**SOURCE DATA**
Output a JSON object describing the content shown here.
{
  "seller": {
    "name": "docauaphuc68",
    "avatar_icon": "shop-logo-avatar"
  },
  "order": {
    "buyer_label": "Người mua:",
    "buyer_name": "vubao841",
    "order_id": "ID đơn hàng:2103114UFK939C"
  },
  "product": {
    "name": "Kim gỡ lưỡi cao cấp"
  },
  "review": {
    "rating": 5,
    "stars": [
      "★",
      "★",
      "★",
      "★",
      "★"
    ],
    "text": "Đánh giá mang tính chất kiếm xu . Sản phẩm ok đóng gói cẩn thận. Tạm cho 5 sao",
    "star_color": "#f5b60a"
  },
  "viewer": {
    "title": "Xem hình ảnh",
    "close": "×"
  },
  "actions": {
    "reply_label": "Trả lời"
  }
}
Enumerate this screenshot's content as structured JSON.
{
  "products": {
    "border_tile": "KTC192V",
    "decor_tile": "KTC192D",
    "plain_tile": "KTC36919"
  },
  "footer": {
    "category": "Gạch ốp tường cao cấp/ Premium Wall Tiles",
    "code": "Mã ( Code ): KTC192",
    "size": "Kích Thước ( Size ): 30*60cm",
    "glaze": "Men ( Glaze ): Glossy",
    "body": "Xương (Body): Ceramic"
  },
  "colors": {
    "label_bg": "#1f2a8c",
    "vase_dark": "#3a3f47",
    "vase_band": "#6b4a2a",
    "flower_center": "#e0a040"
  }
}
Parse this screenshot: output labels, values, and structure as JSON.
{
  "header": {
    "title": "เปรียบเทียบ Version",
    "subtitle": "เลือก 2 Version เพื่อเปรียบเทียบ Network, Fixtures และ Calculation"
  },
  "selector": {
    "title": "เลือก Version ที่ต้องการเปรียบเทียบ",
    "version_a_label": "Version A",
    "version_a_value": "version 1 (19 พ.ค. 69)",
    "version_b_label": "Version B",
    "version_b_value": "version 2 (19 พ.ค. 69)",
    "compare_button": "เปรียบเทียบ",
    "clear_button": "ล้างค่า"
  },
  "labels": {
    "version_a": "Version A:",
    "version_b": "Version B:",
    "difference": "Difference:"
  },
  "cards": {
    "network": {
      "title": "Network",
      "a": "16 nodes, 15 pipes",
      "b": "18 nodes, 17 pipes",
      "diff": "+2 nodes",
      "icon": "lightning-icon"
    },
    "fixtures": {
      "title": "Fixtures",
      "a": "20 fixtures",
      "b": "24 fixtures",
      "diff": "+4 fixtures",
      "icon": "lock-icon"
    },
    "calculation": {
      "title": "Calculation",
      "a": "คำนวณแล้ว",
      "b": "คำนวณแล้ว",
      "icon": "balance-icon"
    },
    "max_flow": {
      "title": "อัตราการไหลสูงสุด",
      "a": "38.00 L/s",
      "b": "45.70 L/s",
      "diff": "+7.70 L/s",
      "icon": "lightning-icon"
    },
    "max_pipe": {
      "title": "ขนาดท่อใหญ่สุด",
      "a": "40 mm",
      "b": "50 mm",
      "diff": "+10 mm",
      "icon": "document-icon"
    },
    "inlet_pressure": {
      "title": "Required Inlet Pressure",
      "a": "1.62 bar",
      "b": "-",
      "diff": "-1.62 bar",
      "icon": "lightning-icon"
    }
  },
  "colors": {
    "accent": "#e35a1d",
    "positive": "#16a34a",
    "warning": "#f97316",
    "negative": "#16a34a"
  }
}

**WRITTEN EXERCISE**
Send back every record, precisely as written.

**RESPONSE**
Output a JSON object describing the content shown here.
{
  "seller": {
    "name": "docauaphuc68",
    "avatar_icon": "shop-logo-avatar"
  },
  "order": {
    "buyer_label": "Người mua:",
    "buyer_name": "vubao841",
    "order_id": "ID đơn hàng:2103114UFK939C"
  },
  "product": {
    "name": "Kim gỡ lưỡi cao cấp"
  },
  "review": {
    "rating": 5,
    "stars": [
      "★",
      "★",
      "★",
      "★",
      "★"
    ],
    "text": "Đánh giá mang tính chất kiếm xu . Sản phẩm ok đóng gói cẩn thận. Tạm cho 5 sao",
    "star_color": "#f5b60a"
  },
  "viewer": {
    "title": "Xem hình ảnh",
    "close": "×"
  },
  "actions": {
    "reply_label": "Trả lời"
  }
}
Enumerate this screenshot's content as structured JSON.
{
  "products": {
    "border_tile": "KTC192V",
    "decor_tile": "KTC192D",
    "plain_tile": "KTC36919"
  },
  "footer": {
    "category": "Gạch ốp tường cao cấp/ Premium Wall Tiles",
    "code": "Mã ( Code ): KTC192",
    "size": "Kích Thước ( Size ): 30*60cm",
    "glaze": "Men ( Glaze ): Glossy",
    "body": "Xương (Body): Ceramic"
  },
  "colors": {
    "label_bg": "#1f2a8c",
    "vase_dark": "#3a3f47",
    "vase_band": "#6b4a2a",
    "flower_center": "#e0a040"
  }
}
Parse this screenshot: output labels, values, and structure as JSON.
{
  "header": {
    "title": "เปรียบเทียบ Version",
    "subtitle": "เลือก 2 Version เพื่อเปรียบเทียบ Network, Fixtures และ Calculation"
  },
  "selector": {
    "title": "เลือก Version ที่ต้องการเปรียบเทียบ",
    "version_a_label": "Version A",
    "version_a_value": "version 1 (19 พ.ค. 69)",
    "version_b_label": "Version B",
    "version_b_value": "version 2 (19 พ.ค. 69)",
    "compare_button": "เปรียบเทียบ",
    "clear_button": "ล้างค่า"
  },
  "labels": {
    "version_a": "Version A:",
    "version_b": "Version B:",
    "difference": "Difference:"
  },
  "cards": {
    "network": {
      "title": "Network",
      "a": "16 nodes, 15 pipes",
      "b": "18 nodes, 17 pipes",
      "diff": "+2 nodes",
      "icon": "lightning-icon"
    },
    "fixtures": {
      "title": "Fixtures",
      "a": "20 fixtures",
      "b": "24 fixtures",
      "diff": "+4 fixtures",
      "icon": "lock-icon"
    },
    "calculation": {
      "title": "Calculation",
      "a": "คำนวณแล้ว",
      "b": "คำนวณแล้ว",
      "icon": "balance-icon"
    },
    "max_flow": {
      "title": "อัตราการไหลสูงสุด",
      "a": "38.00 L/s",
      "b": "45.70 L/s",
      "diff": "+7.70 L/s",
      "icon": "lightning-icon"
    },
    "max_pipe": {
      "title": "ขนาดท่อใหญ่สุด",
      "a": "40 mm",
      "b": "50 mm",
      "diff": "+10 mm",
      "icon": "document-icon"
    },
    "inlet_pressure": {
      "title": "Required Inlet Pressure",
      "a": "1.62 bar",
      "b": "-",
      "diff": "-1.62 bar",
      "icon": "lightning-icon"
    }
  },
  "colors": {
    "accent": "#e35a1d",
    "positive": "#16a34a",
    "warning": "#f97316",
    "negative": "#16a34a"
  }
}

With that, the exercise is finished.